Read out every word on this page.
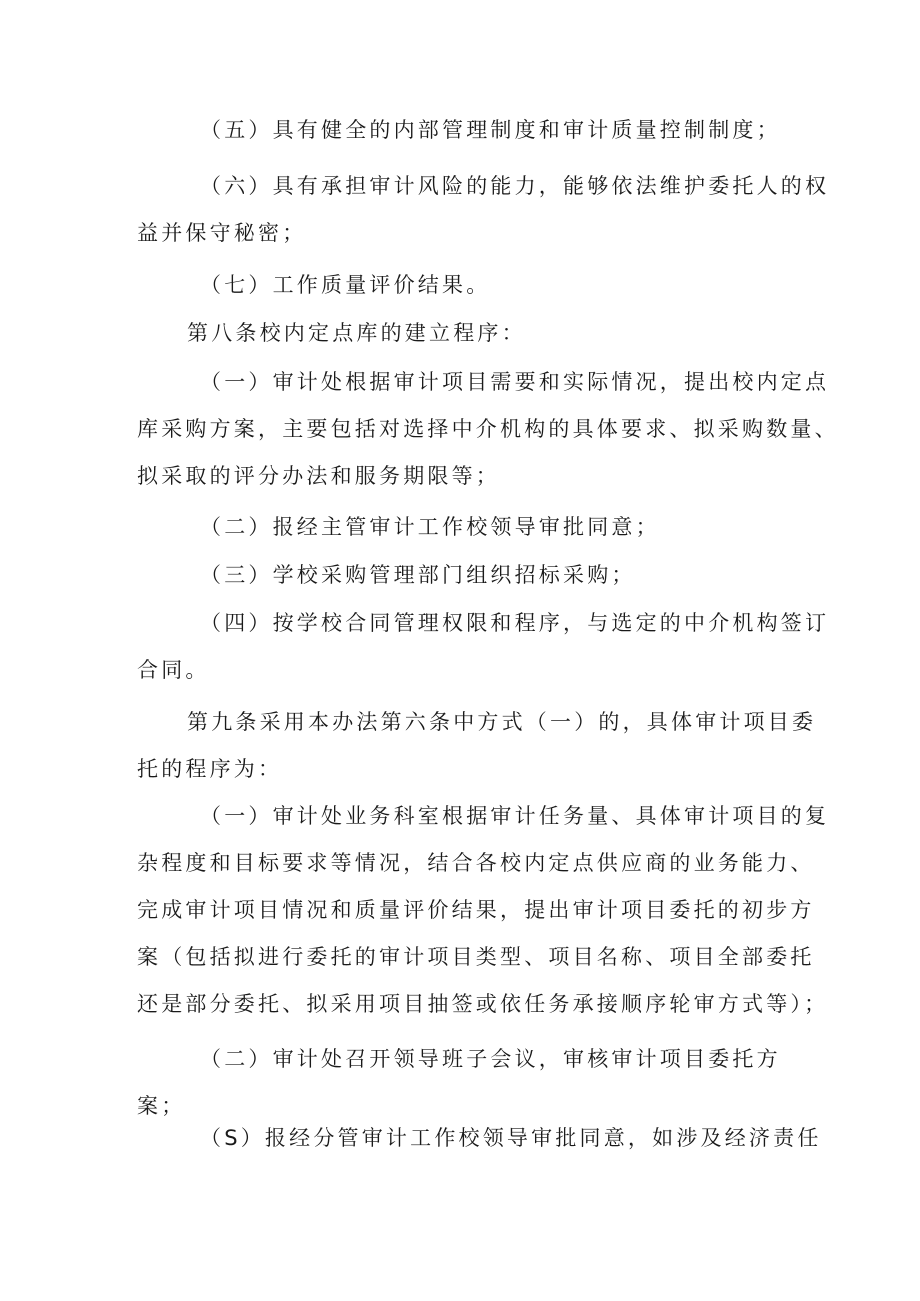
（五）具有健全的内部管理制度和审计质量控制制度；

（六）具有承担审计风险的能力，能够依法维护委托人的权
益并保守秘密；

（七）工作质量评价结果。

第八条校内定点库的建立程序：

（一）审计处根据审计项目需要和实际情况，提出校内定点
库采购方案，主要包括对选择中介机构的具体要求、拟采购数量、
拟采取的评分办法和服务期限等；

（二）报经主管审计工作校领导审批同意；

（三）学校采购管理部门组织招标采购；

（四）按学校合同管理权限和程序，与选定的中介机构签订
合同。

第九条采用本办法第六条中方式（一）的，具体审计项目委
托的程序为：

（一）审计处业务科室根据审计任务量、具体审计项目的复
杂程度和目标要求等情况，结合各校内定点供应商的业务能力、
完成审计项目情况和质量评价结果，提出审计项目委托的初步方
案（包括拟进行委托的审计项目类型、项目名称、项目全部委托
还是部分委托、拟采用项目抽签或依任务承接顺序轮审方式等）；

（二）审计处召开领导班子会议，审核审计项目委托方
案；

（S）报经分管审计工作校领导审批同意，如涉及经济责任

________________________________________

### Work to complete
All of the records above must be copied exactly, except for the pictures.

### Expected answer
Read out every word on this page.
（五）具有健全的内部管理制度和审计质量控制制度；

（六）具有承担审计风险的能力，能够依法维护委托人的权
益并保守秘密；

（七）工作质量评价结果。

第八条校内定点库的建立程序：

（一）审计处根据审计项目需要和实际情况，提出校内定点
库采购方案，主要包括对选择中介机构的具体要求、拟采购数量、
拟采取的评分办法和服务期限等；

（二）报经主管审计工作校领导审批同意；

（三）学校采购管理部门组织招标采购；

（四）按学校合同管理权限和程序，与选定的中介机构签订
合同。

第九条采用本办法第六条中方式（一）的，具体审计项目委
托的程序为：

（一）审计处业务科室根据审计任务量、具体审计项目的复
杂程度和目标要求等情况，结合各校内定点供应商的业务能力、
完成审计项目情况和质量评价结果，提出审计项目委托的初步方
案（包括拟进行委托的审计项目类型、项目名称、项目全部委托
还是部分委托、拟采用项目抽签或依任务承接顺序轮审方式等）；

（二）审计处召开领导班子会议，审核审计项目委托方
案；

（S）报经分管审计工作校领导审批同意，如涉及经济责任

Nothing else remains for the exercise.